(Figure content listings)
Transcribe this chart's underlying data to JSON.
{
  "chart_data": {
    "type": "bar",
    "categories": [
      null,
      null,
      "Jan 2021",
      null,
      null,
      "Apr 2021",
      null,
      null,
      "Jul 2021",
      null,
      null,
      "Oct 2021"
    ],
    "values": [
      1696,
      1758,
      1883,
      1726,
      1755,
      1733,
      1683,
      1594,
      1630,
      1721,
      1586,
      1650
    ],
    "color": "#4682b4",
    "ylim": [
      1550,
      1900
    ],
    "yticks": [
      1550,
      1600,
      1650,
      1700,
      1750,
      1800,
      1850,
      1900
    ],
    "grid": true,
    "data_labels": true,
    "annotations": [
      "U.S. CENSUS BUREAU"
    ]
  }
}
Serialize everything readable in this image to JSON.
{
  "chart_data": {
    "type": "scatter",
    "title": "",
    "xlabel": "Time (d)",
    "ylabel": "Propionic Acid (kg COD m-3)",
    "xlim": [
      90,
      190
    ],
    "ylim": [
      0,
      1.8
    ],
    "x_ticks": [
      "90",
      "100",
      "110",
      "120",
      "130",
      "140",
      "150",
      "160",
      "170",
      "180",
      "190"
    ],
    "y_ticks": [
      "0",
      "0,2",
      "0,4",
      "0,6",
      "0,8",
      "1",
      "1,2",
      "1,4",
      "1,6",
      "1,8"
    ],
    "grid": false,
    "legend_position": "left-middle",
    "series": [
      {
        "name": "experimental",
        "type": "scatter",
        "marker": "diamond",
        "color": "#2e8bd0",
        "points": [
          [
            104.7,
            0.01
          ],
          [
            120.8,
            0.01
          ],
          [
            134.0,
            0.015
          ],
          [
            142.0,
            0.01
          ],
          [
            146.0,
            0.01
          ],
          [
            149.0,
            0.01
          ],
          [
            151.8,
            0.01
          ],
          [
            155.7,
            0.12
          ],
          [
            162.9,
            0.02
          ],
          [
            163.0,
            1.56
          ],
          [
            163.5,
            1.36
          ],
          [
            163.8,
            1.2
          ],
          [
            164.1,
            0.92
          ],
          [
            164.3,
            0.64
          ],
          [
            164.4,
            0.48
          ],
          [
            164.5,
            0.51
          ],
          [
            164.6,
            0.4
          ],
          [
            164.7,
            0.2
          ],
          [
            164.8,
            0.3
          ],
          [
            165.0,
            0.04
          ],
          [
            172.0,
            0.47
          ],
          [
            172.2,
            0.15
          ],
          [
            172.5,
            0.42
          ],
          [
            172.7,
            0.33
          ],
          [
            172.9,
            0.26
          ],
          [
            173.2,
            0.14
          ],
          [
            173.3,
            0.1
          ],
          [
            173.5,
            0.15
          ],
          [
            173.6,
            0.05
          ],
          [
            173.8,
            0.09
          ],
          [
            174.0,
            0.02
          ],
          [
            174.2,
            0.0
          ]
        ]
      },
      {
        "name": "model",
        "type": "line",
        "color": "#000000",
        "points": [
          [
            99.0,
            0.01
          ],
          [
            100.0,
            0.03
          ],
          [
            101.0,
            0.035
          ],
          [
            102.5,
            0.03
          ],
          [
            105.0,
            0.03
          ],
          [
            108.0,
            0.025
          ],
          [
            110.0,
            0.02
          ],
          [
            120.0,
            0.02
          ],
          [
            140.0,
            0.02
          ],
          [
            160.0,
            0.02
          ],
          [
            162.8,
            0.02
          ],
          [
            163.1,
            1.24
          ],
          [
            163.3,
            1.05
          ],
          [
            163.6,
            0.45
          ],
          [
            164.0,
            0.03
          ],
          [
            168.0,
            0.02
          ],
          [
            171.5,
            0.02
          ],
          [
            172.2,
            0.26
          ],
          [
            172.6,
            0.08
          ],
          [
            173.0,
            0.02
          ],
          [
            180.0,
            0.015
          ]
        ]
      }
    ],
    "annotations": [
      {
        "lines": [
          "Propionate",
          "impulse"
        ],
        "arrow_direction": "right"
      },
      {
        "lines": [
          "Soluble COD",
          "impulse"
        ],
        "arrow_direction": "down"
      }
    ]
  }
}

** Task description **
Gather up every line from the listing above in which the word "type" occurs.

** Problem solution **
    "type": "bar",
    "type": "scatter",
        "type": "scatter",
        "type": "line",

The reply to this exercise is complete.